**Task directions**
Exactly as written, quote every line that follows, skipping the images.

**Extracted data entries**
┏━━
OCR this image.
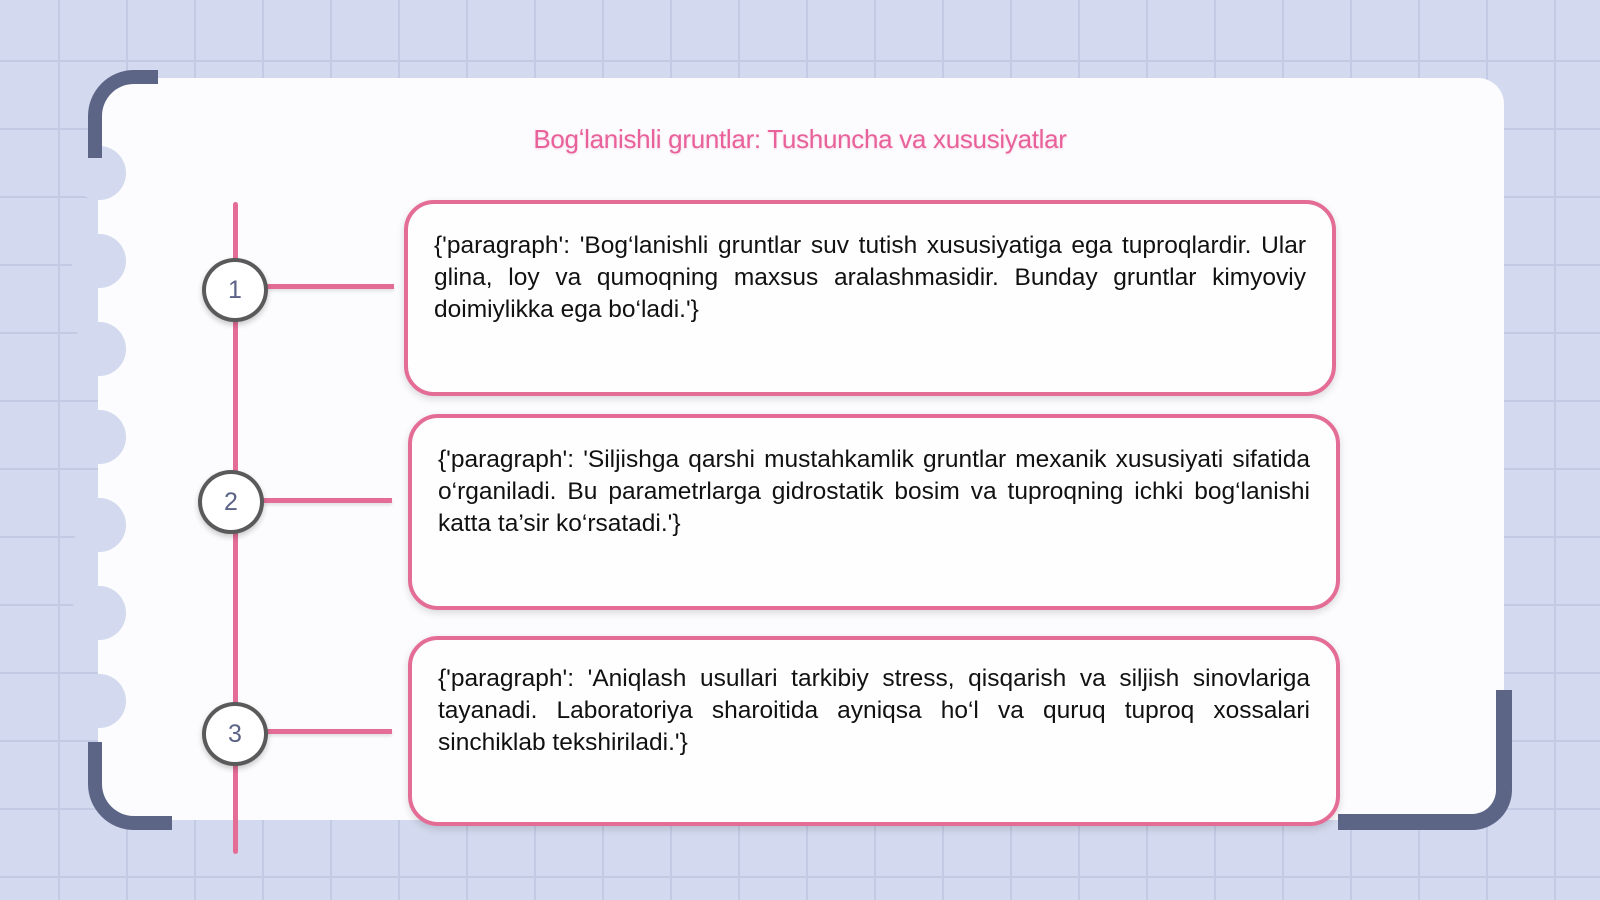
Bogʻlanishli gruntlar: Tushuncha va xususiyatlar
1
2
3

{'paragraph': 'Bog‘lanishli gruntlar suv tutish xususiyatiga ega tuproqlardir. Ular glina, loy va qumoqning maxsus aralashmasidir. Bunday gruntlar kimyoviy doimiylikka ega bo‘ladi.'}

{'paragraph': 'Siljishga qarshi mustahkamlik gruntlar mexanik xususiyati sifatida o‘rganiladi. Bu parametrlarga gidrostatik bosim va tuproqning ichki bog‘lanishi katta ta’sir ko‘rsatadi.'}

{'paragraph': 'Aniqlash usullari tarkibiy stress, qisqarish va siljish sinovlariga tayanadi. Laboratoriya sharoitida ayniqsa ho‘l va quruq tuproq xossalari sinchiklab tekshiriladi.'}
┗━━
**Answer below**
OCR this image.
Bogʻlanishli gruntlar: Tushuncha va xususiyatlar
1
2
3

{'paragraph': 'Bog‘lanishli gruntlar suv tutish xususiyatiga ega tuproqlardir. Ular glina, loy va qumoqning maxsus aralashmasidir. Bunday gruntlar kimyoviy doimiylikka ega bo‘ladi.'}

{'paragraph': 'Siljishga qarshi mustahkamlik gruntlar mexanik xususiyati sifatida o‘rganiladi. Bu parametrlarga gidrostatik bosim va tuproqning ichki bog‘lanishi katta ta’sir ko‘rsatadi.'}

{'paragraph': 'Aniqlash usullari tarkibiy stress, qisqarish va siljish sinovlariga tayanadi. Laboratoriya sharoitida ayniqsa ho‘l va quruq tuproq xossalari sinchiklab tekshiriladi.'}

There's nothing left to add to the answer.